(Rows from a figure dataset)
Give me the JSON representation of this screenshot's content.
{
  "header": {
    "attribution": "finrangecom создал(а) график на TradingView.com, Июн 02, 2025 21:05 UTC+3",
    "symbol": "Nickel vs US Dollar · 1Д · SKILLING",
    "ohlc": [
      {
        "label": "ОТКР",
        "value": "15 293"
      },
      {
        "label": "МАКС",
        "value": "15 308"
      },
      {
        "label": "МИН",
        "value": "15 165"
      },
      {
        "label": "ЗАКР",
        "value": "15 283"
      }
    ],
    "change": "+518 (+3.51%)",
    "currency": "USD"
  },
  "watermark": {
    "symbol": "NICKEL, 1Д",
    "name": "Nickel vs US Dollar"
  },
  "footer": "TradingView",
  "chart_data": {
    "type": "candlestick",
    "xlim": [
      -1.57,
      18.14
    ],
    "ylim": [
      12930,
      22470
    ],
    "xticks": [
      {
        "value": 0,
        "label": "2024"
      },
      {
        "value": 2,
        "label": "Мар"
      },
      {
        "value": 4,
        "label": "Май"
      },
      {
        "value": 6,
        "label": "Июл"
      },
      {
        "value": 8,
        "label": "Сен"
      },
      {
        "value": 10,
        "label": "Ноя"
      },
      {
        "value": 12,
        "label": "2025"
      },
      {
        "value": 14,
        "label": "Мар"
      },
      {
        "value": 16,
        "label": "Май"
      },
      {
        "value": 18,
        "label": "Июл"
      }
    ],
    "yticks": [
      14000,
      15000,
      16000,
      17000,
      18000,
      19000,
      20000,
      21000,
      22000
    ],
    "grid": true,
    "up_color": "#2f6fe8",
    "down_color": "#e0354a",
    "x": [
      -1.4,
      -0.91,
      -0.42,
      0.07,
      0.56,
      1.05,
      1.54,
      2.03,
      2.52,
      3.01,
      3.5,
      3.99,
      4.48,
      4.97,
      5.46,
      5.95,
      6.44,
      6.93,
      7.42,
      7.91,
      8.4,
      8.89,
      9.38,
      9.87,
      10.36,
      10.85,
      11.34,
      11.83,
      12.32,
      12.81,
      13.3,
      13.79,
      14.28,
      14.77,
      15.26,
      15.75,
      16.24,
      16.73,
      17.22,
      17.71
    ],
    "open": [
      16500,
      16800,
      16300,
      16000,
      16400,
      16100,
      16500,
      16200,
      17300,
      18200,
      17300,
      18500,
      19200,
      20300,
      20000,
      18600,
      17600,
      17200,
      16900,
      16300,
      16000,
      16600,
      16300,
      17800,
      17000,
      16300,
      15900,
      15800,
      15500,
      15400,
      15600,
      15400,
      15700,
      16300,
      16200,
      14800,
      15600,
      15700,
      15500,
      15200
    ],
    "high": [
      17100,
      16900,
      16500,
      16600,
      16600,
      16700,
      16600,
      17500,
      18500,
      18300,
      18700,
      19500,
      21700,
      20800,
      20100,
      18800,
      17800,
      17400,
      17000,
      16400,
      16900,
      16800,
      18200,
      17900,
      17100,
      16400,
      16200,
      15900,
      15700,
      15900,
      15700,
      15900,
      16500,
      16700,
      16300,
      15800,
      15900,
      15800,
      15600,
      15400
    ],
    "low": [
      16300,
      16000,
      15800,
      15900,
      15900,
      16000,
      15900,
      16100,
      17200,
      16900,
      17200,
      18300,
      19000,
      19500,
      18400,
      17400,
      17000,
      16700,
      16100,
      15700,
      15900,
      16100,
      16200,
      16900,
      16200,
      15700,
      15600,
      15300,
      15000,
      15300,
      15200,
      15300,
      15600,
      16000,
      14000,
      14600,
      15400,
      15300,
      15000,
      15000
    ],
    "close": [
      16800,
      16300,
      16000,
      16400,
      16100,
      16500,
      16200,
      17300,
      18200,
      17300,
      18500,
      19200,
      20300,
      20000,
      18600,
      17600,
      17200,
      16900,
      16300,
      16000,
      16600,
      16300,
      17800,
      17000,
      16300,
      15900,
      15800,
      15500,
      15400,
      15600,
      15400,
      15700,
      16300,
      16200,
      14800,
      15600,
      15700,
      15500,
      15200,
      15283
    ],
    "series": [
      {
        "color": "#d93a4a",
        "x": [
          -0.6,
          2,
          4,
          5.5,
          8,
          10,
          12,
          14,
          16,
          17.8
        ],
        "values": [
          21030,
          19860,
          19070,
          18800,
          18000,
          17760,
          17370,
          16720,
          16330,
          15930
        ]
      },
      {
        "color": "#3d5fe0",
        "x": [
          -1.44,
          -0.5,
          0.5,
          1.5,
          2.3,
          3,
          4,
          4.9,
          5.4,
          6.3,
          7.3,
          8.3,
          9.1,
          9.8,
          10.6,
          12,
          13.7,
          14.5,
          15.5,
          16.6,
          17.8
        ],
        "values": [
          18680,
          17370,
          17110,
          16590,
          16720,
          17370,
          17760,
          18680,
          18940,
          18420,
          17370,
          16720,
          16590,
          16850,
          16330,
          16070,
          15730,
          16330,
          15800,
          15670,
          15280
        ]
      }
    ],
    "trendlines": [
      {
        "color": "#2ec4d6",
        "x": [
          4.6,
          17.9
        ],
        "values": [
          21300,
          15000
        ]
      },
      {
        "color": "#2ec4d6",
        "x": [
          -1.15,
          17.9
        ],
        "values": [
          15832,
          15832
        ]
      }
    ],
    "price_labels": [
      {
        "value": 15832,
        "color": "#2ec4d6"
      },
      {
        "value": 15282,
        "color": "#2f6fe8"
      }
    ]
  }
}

-- THE REQUEST --
Find each line in the records holding the string "Dollar" and show it.

-- TASK OUTPUT --
    "symbol": "Nickel vs US Dollar · 1Д · SKILLING",
    "name": "Nickel vs US Dollar"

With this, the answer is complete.